>>>
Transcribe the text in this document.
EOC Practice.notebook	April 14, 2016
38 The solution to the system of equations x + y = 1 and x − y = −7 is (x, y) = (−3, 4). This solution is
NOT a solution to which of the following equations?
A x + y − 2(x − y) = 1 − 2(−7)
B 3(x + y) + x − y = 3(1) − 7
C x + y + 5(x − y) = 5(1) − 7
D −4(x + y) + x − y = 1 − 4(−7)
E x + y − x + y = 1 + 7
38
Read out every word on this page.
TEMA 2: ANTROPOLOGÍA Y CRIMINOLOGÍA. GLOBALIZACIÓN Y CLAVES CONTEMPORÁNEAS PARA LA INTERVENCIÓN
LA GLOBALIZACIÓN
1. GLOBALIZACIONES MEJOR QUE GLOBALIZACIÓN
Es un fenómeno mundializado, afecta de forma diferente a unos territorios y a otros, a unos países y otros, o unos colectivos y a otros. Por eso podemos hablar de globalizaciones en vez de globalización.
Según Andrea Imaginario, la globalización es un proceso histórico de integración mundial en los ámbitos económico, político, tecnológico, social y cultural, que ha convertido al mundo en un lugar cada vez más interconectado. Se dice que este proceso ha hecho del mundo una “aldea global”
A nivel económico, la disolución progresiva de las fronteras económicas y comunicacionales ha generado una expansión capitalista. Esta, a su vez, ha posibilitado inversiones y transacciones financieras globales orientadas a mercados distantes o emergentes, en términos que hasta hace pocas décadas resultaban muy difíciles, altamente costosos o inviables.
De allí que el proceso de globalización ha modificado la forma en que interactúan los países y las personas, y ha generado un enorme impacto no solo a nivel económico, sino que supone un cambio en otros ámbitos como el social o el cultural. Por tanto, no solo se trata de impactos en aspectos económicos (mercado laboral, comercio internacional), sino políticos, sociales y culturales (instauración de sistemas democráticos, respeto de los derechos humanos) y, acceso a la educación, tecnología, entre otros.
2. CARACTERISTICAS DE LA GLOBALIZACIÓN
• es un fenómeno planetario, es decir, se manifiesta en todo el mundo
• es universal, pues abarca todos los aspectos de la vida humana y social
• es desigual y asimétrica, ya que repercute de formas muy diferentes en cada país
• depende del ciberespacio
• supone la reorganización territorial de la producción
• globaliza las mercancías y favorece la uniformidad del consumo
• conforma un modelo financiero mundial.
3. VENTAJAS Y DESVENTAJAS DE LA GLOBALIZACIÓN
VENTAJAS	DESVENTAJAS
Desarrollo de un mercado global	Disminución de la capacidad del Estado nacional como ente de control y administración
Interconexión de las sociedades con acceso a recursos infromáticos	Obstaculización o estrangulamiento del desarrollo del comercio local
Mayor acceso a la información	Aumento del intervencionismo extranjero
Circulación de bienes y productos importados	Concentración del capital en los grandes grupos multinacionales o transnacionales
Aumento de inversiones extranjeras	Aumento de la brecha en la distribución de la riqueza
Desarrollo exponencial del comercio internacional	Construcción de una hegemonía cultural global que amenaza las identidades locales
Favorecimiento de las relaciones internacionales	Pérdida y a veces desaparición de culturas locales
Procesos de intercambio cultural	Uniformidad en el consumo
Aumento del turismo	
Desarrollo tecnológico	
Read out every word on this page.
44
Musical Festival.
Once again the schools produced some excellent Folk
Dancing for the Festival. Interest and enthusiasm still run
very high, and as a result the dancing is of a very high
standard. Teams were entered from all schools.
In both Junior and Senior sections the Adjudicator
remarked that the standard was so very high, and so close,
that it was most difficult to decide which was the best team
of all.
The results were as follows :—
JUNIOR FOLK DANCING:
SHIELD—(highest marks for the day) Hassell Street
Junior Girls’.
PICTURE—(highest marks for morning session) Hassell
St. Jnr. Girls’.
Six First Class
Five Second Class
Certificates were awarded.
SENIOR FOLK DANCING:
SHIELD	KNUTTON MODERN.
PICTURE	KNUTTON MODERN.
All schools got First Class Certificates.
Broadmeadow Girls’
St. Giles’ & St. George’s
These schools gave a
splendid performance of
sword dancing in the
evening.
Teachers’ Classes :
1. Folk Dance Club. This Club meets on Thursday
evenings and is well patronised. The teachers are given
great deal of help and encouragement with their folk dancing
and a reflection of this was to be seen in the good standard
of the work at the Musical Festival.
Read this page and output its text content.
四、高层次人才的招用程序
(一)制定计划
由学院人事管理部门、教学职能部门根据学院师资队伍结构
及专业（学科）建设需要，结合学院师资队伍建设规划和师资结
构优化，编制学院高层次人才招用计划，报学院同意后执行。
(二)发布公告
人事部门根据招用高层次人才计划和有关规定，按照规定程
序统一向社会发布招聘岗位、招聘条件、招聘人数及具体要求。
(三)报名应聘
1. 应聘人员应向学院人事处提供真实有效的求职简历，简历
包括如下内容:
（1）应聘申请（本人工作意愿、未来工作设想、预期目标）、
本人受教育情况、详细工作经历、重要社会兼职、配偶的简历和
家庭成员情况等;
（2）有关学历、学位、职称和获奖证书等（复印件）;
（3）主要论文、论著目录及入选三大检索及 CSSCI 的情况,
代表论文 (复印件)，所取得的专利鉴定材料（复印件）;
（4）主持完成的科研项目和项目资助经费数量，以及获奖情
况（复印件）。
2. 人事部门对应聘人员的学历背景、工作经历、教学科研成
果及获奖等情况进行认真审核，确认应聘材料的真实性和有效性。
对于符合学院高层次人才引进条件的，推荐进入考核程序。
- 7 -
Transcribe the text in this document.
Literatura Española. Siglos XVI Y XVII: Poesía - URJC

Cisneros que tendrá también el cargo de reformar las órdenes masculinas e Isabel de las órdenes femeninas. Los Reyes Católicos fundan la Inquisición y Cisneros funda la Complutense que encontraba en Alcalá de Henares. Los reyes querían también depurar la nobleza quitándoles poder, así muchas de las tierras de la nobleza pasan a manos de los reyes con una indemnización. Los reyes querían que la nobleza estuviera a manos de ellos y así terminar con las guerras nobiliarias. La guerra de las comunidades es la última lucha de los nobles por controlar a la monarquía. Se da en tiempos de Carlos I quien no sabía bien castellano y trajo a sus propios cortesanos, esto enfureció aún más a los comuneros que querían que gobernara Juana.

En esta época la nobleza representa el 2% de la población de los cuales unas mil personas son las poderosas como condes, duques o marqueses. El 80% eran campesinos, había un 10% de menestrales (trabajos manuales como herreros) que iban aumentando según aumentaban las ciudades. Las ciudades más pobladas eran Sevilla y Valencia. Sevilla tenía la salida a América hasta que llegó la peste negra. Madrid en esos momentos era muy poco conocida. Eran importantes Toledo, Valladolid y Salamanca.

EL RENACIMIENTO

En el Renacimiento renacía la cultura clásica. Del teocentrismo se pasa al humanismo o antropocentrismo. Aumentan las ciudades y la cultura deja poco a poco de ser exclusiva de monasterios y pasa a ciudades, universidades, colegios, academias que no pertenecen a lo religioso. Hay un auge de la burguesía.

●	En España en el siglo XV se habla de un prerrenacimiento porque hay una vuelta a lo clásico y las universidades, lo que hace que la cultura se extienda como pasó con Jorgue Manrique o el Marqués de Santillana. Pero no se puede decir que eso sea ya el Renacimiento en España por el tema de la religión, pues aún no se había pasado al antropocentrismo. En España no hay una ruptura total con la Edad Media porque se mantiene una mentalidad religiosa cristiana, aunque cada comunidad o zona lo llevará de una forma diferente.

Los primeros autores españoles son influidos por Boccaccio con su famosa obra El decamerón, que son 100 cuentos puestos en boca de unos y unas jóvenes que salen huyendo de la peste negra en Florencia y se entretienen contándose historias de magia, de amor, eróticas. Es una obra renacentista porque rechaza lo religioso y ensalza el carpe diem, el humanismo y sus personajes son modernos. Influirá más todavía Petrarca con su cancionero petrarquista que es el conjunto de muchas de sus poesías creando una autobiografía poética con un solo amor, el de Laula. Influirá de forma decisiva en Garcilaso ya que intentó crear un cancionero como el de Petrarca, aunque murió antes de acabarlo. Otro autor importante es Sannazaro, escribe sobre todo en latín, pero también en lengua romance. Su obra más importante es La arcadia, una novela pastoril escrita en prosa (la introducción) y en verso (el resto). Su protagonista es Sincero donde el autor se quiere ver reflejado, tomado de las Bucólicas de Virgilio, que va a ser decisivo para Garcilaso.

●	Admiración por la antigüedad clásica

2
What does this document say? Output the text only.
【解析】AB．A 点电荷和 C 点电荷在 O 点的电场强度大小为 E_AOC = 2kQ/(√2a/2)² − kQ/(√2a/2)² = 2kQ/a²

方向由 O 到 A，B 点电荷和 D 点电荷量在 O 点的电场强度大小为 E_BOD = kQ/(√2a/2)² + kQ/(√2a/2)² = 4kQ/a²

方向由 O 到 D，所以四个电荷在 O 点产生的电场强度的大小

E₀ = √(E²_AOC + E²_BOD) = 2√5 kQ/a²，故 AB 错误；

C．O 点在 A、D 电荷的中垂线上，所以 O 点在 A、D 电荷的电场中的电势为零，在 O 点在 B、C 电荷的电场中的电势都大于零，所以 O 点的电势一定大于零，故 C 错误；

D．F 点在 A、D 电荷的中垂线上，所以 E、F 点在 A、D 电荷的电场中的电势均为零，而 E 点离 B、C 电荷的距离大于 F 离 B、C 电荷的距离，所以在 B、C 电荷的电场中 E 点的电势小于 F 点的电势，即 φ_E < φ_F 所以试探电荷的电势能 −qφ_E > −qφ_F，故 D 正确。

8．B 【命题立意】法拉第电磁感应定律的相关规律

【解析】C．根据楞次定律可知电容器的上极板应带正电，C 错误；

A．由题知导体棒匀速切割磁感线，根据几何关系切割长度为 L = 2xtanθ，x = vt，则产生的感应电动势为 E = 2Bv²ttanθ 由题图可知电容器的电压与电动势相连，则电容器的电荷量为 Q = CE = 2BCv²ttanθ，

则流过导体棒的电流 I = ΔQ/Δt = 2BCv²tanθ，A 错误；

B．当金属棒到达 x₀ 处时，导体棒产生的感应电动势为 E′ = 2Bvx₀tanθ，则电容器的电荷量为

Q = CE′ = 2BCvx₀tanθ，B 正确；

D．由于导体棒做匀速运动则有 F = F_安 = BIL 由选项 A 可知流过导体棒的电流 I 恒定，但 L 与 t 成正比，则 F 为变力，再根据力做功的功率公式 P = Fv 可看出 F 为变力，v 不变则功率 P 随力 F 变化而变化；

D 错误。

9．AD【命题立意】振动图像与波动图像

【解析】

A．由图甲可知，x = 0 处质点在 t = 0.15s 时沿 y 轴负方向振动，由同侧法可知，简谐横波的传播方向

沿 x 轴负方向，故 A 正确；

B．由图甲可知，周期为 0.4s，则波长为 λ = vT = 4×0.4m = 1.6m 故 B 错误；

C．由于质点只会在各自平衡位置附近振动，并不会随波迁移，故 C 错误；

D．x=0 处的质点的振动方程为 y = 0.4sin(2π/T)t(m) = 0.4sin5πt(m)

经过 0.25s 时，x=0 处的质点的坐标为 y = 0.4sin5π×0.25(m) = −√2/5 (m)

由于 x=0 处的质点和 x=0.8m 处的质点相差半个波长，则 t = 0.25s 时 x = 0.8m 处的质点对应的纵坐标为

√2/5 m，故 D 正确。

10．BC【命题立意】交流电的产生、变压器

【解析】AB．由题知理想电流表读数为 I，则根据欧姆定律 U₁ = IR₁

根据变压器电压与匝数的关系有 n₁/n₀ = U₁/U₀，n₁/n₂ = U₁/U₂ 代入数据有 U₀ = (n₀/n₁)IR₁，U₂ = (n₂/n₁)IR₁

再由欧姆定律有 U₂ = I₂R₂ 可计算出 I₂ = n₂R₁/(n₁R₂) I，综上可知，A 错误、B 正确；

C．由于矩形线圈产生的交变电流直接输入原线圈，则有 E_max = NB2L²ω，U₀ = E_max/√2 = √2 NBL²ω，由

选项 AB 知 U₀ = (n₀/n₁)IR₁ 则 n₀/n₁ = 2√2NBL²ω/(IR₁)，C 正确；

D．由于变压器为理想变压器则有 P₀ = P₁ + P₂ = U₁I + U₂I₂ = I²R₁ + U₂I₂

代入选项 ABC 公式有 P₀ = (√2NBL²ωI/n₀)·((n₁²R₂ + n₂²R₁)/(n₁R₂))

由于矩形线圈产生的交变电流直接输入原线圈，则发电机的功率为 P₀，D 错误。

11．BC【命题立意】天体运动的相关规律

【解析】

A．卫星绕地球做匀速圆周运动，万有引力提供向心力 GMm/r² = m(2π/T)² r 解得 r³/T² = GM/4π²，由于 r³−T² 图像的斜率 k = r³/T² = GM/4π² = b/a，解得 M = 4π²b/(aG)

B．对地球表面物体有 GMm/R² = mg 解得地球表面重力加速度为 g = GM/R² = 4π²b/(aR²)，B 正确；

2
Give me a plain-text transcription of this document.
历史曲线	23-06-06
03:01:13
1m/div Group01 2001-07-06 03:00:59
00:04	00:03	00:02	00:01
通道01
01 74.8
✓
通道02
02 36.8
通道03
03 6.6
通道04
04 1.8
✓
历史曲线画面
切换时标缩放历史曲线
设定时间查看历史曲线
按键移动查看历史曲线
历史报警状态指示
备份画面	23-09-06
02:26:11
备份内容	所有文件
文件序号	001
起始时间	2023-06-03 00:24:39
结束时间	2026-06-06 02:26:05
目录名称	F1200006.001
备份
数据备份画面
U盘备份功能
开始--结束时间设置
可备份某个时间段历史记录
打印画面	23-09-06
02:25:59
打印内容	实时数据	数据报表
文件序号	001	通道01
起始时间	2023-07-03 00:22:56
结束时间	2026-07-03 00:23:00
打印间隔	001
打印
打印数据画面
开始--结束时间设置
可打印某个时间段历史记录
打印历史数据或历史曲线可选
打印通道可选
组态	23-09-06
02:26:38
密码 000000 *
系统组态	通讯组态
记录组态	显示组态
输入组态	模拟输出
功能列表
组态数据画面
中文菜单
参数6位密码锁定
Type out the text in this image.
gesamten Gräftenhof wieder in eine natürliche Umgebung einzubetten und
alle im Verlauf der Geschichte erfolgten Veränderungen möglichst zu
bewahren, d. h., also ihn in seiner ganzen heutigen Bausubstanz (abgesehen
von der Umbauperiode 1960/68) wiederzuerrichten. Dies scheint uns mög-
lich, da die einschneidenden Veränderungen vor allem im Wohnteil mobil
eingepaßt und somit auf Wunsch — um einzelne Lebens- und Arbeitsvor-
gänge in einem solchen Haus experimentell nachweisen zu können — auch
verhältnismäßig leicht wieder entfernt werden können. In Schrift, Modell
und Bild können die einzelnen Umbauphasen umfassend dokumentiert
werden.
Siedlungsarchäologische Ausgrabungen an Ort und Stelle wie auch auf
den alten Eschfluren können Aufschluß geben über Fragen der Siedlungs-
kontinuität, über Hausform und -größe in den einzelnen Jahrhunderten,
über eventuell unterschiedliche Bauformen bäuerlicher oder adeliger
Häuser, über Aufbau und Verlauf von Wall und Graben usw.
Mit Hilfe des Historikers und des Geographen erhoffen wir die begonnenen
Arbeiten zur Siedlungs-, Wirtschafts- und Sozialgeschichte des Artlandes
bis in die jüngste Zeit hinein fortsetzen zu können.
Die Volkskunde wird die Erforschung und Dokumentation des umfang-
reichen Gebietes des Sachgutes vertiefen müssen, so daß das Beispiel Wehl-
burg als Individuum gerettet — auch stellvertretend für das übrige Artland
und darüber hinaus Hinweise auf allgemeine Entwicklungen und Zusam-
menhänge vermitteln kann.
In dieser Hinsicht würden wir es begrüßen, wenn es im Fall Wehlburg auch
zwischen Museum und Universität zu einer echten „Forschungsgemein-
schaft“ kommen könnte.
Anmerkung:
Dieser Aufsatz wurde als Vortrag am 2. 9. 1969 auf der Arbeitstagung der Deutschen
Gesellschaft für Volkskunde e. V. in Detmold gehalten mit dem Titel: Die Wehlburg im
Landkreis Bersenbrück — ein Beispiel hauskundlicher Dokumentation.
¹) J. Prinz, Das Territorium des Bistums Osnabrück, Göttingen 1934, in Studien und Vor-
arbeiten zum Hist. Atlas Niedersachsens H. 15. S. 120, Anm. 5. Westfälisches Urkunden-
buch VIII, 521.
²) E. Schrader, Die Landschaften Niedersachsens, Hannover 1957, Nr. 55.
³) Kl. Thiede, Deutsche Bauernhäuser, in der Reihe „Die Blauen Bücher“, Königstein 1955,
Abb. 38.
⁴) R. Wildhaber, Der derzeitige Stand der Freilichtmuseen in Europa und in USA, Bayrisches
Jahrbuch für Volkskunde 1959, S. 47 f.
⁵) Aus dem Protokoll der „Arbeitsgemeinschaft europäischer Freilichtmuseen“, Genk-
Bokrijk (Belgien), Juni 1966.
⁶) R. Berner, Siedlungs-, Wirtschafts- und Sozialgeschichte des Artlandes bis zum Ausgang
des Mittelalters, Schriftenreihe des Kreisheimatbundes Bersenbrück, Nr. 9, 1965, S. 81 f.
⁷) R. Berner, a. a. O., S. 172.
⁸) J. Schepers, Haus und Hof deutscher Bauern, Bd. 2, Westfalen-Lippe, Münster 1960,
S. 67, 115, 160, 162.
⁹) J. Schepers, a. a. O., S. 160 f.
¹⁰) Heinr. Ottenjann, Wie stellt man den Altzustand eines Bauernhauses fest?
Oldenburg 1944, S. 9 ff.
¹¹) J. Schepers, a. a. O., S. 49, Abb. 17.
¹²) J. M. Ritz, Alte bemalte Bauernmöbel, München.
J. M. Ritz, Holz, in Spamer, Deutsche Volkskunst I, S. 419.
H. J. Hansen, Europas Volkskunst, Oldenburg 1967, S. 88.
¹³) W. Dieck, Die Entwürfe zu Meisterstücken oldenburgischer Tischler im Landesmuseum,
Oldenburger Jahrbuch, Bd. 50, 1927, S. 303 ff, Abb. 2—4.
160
<<<
> **Task brief**:
Where a line of the data holds "Freilichtmuseen", show that line.

> **Exercise solution**:
⁴) R. Wildhaber, Der derzeitige Stand der Freilichtmuseen in Europa und in USA, Bayrisches
⁵) Aus dem Protokoll der „Arbeitsgemeinschaft europäischer Freilichtmuseen“, Genk-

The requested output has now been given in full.